*THE PROBLEM:*
Copy, in full, each line of the material that holds the word "document".

— BEGIN RAW RECORDS —

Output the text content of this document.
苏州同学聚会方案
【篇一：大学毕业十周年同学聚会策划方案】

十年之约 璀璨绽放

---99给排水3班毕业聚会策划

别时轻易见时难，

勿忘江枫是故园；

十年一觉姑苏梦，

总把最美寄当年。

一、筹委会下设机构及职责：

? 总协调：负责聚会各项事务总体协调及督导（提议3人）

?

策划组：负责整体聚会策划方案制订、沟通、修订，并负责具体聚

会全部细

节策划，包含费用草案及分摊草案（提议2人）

— END RAW RECORDS —
— BEGIN RAW RECORDS —

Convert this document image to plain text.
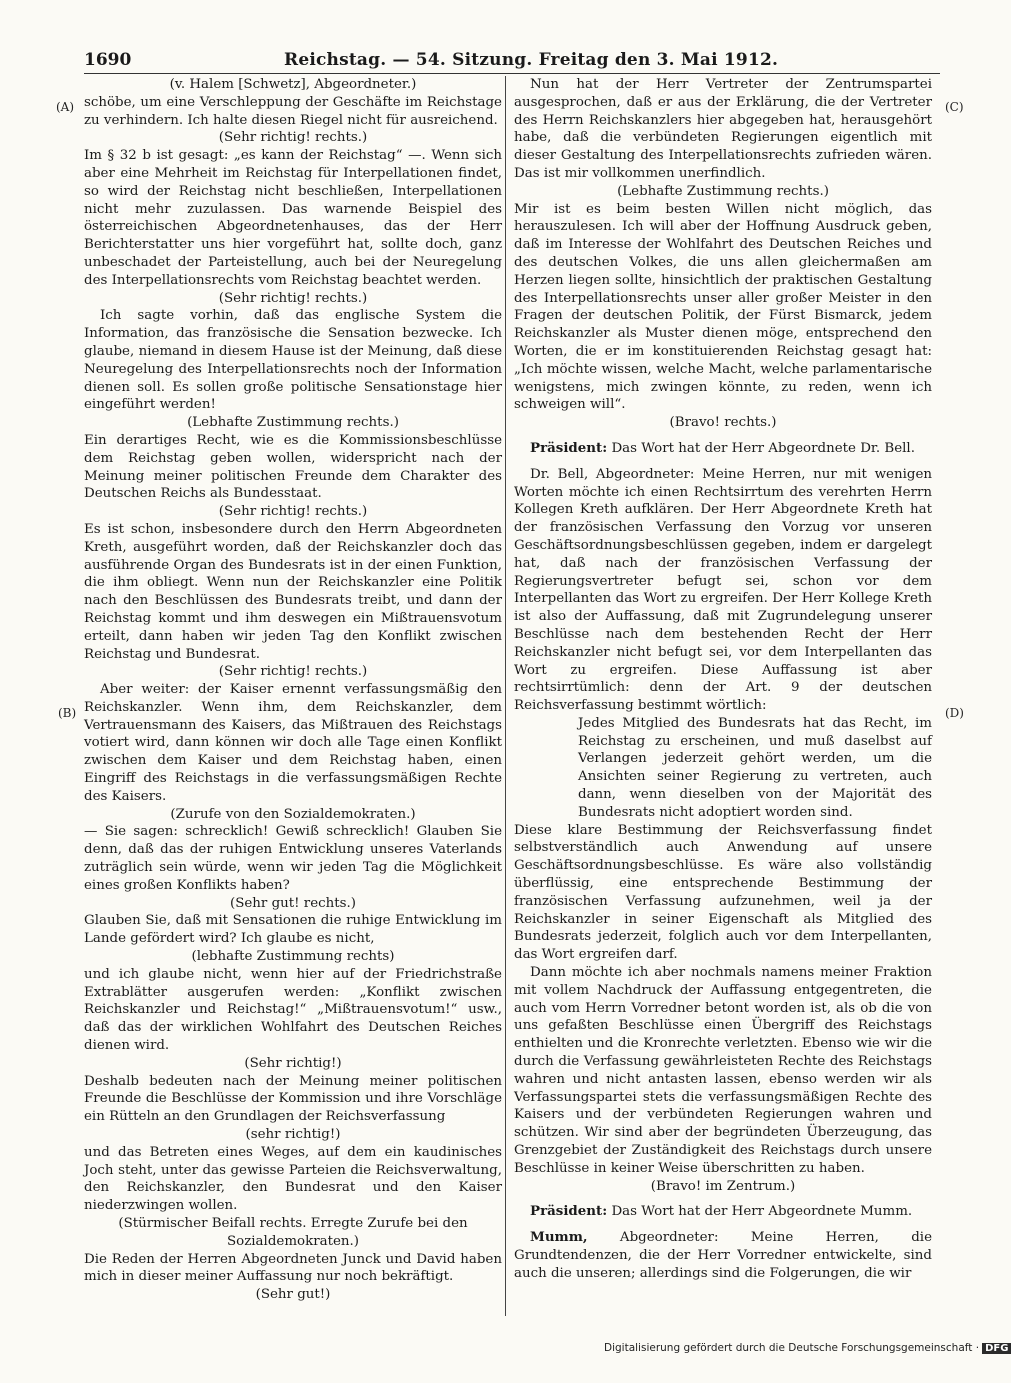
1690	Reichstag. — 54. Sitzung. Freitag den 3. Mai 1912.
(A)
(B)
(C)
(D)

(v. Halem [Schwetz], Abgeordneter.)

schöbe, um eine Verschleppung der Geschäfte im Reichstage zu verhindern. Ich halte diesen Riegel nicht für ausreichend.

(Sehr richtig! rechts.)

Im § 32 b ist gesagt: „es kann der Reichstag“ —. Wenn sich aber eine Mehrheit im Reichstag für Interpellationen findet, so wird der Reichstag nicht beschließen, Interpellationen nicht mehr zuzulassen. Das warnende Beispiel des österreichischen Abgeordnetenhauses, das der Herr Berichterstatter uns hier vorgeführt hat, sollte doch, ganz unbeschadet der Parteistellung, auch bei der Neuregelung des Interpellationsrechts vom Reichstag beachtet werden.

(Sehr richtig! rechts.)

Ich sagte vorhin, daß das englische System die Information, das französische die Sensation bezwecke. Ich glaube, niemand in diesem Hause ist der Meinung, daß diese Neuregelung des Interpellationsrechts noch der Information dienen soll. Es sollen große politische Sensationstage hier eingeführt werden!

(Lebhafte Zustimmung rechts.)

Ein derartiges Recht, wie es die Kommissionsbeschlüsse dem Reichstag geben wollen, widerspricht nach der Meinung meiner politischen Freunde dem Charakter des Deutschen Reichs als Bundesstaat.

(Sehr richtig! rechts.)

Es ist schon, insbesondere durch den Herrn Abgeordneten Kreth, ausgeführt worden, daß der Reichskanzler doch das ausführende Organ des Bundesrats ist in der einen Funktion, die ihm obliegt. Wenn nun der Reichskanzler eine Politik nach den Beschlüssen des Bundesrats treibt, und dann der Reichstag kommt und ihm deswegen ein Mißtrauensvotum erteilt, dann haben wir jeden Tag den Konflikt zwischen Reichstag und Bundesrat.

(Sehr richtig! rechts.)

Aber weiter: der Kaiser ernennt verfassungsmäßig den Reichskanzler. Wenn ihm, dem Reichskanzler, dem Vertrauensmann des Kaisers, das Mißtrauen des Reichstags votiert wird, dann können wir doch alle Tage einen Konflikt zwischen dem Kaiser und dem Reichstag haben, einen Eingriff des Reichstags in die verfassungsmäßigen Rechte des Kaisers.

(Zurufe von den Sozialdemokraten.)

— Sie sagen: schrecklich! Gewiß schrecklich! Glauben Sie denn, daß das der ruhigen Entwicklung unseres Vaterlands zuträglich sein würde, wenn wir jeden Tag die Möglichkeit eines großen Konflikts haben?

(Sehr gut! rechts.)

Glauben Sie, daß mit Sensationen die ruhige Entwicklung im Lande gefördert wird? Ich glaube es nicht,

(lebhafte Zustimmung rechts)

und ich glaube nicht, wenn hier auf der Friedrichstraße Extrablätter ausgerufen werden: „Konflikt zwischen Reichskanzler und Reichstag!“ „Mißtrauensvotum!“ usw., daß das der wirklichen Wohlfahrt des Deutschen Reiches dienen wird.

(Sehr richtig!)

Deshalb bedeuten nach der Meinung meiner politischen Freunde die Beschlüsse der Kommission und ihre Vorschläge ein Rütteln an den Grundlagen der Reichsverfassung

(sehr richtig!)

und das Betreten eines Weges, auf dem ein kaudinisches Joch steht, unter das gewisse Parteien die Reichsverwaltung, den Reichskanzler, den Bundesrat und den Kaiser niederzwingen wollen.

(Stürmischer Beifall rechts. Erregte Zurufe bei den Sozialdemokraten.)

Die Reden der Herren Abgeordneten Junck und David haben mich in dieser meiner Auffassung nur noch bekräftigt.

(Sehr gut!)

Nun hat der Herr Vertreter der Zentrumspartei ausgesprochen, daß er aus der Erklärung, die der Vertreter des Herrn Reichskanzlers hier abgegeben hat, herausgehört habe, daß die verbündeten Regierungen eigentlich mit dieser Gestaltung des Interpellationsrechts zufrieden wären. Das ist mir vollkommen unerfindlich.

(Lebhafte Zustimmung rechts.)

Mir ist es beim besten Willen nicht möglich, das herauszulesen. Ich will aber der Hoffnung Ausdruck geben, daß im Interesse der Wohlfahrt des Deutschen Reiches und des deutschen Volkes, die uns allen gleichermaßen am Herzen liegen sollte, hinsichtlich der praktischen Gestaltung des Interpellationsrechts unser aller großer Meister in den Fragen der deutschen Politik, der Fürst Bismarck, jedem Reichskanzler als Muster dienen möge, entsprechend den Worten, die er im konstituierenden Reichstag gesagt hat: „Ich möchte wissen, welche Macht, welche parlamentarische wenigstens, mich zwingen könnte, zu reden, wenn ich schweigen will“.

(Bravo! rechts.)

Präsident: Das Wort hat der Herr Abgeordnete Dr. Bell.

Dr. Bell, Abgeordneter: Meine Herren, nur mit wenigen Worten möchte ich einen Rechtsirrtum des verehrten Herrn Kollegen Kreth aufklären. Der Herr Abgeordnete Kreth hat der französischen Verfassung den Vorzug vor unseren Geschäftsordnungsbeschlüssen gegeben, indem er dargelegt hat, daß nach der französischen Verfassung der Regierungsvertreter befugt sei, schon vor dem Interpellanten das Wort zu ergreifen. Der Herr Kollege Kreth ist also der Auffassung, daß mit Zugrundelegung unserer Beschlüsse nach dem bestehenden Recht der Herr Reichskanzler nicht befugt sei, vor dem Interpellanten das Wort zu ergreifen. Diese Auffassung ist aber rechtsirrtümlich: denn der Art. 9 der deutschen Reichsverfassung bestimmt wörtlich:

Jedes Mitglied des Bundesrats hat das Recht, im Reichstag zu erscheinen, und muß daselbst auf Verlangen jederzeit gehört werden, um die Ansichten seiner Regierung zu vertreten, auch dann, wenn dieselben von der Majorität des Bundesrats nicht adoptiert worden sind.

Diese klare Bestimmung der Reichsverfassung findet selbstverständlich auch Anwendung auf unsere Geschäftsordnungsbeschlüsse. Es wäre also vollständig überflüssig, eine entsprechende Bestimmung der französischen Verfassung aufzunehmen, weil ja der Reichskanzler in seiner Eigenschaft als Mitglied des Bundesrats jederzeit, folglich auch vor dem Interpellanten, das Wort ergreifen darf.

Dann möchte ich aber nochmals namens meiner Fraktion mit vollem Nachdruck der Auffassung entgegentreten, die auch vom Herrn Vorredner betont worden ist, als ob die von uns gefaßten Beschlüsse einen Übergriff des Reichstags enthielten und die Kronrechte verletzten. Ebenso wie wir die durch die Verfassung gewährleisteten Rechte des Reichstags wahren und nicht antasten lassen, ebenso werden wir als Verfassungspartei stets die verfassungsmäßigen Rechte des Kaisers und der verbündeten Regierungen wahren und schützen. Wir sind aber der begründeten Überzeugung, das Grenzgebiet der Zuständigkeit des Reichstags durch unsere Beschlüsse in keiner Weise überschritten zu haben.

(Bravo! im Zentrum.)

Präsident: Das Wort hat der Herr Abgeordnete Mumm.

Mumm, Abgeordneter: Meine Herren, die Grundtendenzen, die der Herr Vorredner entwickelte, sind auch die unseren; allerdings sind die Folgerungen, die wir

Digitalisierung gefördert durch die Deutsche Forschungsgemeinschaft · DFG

— END RAW RECORDS —

*WRITTEN RESPONSE:*
Output the text content of this document.
Convert this document image to plain text.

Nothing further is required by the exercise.